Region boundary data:
******************************

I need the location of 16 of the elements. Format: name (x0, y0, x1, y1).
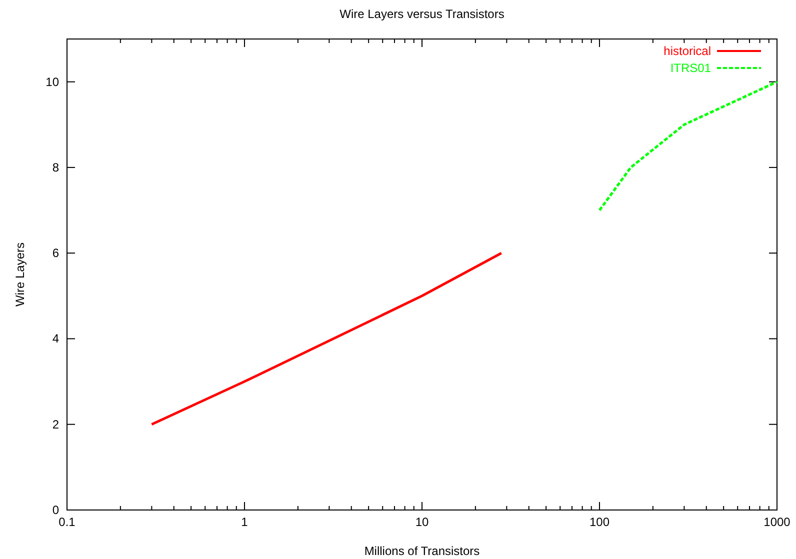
chart-title: Wire Layers versus Transistors (340, 7, 504, 21)
y-tick-label: 6 (52, 246, 60, 260)
y-tick-label: 10 (46, 74, 60, 89)
x-tick-label: 0.1 (58, 515, 76, 529)
y-tick-label: 8 (52, 160, 60, 174)
x-tick-label: 1000 (764, 515, 791, 529)
legend-label: ITRS01 (670, 61, 712, 75)
legend-label: historical (664, 44, 711, 58)
x-tick-label: 1 (241, 515, 248, 529)
y-axis-title: Wire Layers (13, 242, 27, 307)
x-axis-title: Millions of Transistors (364, 544, 480, 558)
x-tick-label: 10 (415, 515, 429, 529)
x-tick-label: 100 (589, 515, 610, 529)
y-tick-label: 2 (52, 417, 60, 432)
y-tick-label: 4 (52, 332, 60, 346)
y-tick-label: 0 (52, 503, 60, 517)
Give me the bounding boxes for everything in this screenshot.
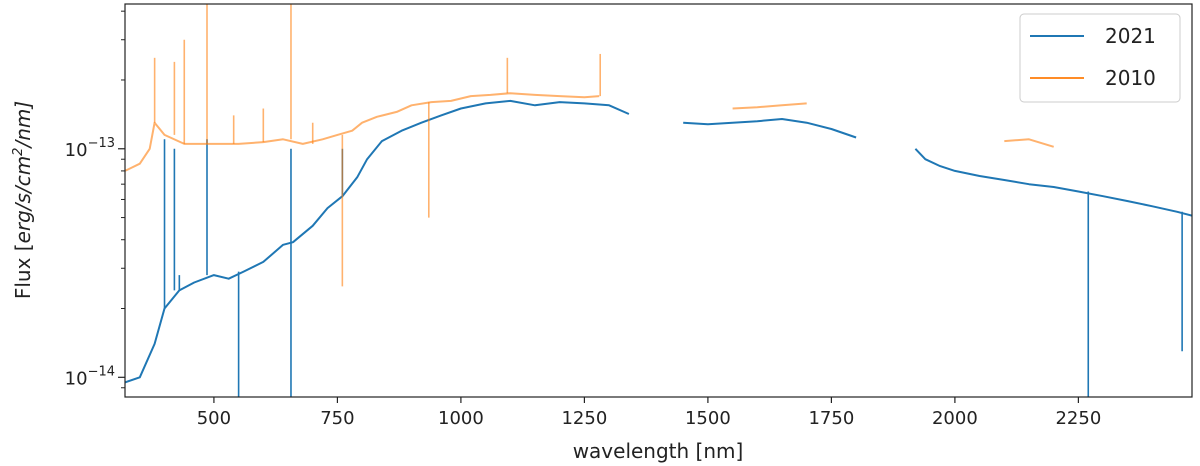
plot-frame: [124, 3, 1193, 398]
x-tick-label: 500: [197, 408, 231, 429]
x-axis-label: wavelength [nm]: [573, 439, 744, 463]
x-tick-label: 2250: [1055, 408, 1101, 429]
y-tick-label: 10−13: [65, 136, 115, 161]
series-layer: [125, 4, 1192, 397]
y-axis-label-prefix: Flux [: [11, 243, 35, 299]
x-tick-label: 2000: [932, 408, 978, 429]
legend-label-2021: 2021: [1105, 24, 1156, 48]
x-tick-label: 1500: [685, 408, 731, 429]
series-2010-segment-1: [732, 102, 807, 110]
y-axis-label-unit: erg/s/cm: [11, 156, 35, 244]
y-axis-ticks: 10−13 10−14: [65, 10, 125, 389]
series-2010-segment-0: [125, 92, 600, 172]
series-2010: [125, 4, 1054, 287]
y-axis-label-exp: 2: [11, 148, 26, 156]
legend: 2021 2010: [1019, 13, 1181, 103]
y-tick-label: 10−14: [65, 364, 115, 389]
x-tick-label: 1750: [808, 408, 854, 429]
y-axis-label: Flux [erg/s/cm2/nm]: [11, 101, 35, 299]
legend-label-2010: 2010: [1105, 66, 1156, 90]
plot-background: [125, 4, 1192, 397]
x-tick-label: 750: [320, 408, 354, 429]
x-tick-label: 1250: [561, 408, 607, 429]
legend-box: [1019, 13, 1181, 103]
series-2021-segment-2: [914, 148, 1192, 217]
x-tick-label: 1000: [438, 408, 484, 429]
y-axis-label-suffix: /nm]: [11, 101, 35, 150]
x-axis-ticks: 500 750 1000 1250 1500 1750 2000 2250: [197, 397, 1101, 429]
series-2021-segment-1: [683, 118, 857, 139]
series-2010-segment-2: [1004, 138, 1054, 148]
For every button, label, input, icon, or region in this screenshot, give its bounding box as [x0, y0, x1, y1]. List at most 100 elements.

******************************

TASK INSTRUCTIONS:
Update the material above by replacing each "x-tick-label" with "horizontal-tick-label" and leaving everything else unchanged. Leave the pictures out of your answer.

EXERCISE RESULT:
I need the location of 16 of the elements. Format: name (x0, y0, x1, y1).
chart-title: Wire Layers versus Transistors (340, 7, 504, 21)
y-tick-label: 6 (52, 246, 60, 260)
y-tick-label: 10 (46, 74, 60, 89)
horizontal-tick-label: 0.1 (58, 515, 76, 529)
y-tick-label: 8 (52, 160, 60, 174)
horizontal-tick-label: 1000 (764, 515, 791, 529)
legend-label: ITRS01 (670, 61, 712, 75)
legend-label: historical (664, 44, 711, 58)
horizontal-tick-label: 1 (241, 515, 248, 529)
y-axis-title: Wire Layers (13, 242, 27, 307)
x-axis-title: Millions of Transistors (364, 544, 480, 558)
horizontal-tick-label: 10 (415, 515, 429, 529)
horizontal-tick-label: 100 (589, 515, 610, 529)
y-tick-label: 2 (52, 417, 60, 432)
y-tick-label: 4 (52, 332, 60, 346)
y-tick-label: 0 (52, 503, 60, 517)
Give me the bounding boxes for everything in this screenshot.
plot-frame: [124, 3, 1193, 398]
horizontal-tick-label: 500: [197, 408, 231, 429]
x-axis-label: wavelength [nm]: [573, 439, 744, 463]
horizontal-tick-label: 2250: [1055, 408, 1101, 429]
y-tick-label: 10−13: [65, 136, 115, 161]
series-layer: [125, 4, 1192, 397]
y-axis-label-prefix: Flux [: [11, 243, 35, 299]
horizontal-tick-label: 2000: [932, 408, 978, 429]
legend-label-2021: 2021: [1105, 24, 1156, 48]
horizontal-tick-label: 1500: [685, 408, 731, 429]
series-2010-segment-1: [732, 102, 807, 110]
y-axis-label-unit: erg/s/cm: [11, 156, 35, 244]
y-axis-ticks: 10−13 10−14: [65, 10, 125, 389]
series-2010-segment-0: [125, 92, 600, 172]
series-2010: [125, 4, 1054, 287]
y-axis-label-exp: 2: [11, 148, 26, 156]
legend: 2021 2010: [1019, 13, 1181, 103]
y-tick-label: 10−14: [65, 364, 115, 389]
horizontal-tick-label: 1750: [808, 408, 854, 429]
y-axis-label: Flux [erg/s/cm2/nm]: [11, 101, 35, 299]
legend-label-2010: 2010: [1105, 66, 1156, 90]
plot-background: [125, 4, 1192, 397]
horizontal-tick-label: 750: [320, 408, 354, 429]
horizontal-tick-label: 1250: [561, 408, 607, 429]
legend-box: [1019, 13, 1181, 103]
series-2021-segment-2: [914, 148, 1192, 217]
horizontal-tick-label: 1000: [438, 408, 484, 429]
y-axis-label-suffix: /nm]: [11, 101, 35, 150]
x-axis-ticks: 500 750 1000 1250 1500 1750 2000 2250: [197, 397, 1101, 429]
series-2021-segment-1: [683, 118, 857, 139]
series-2010-segment-2: [1004, 138, 1054, 148]
For every button, label, input, icon, or region in this screenshot, give its bounding box as [x0, y0, x1, y1]. List at most 100 elements.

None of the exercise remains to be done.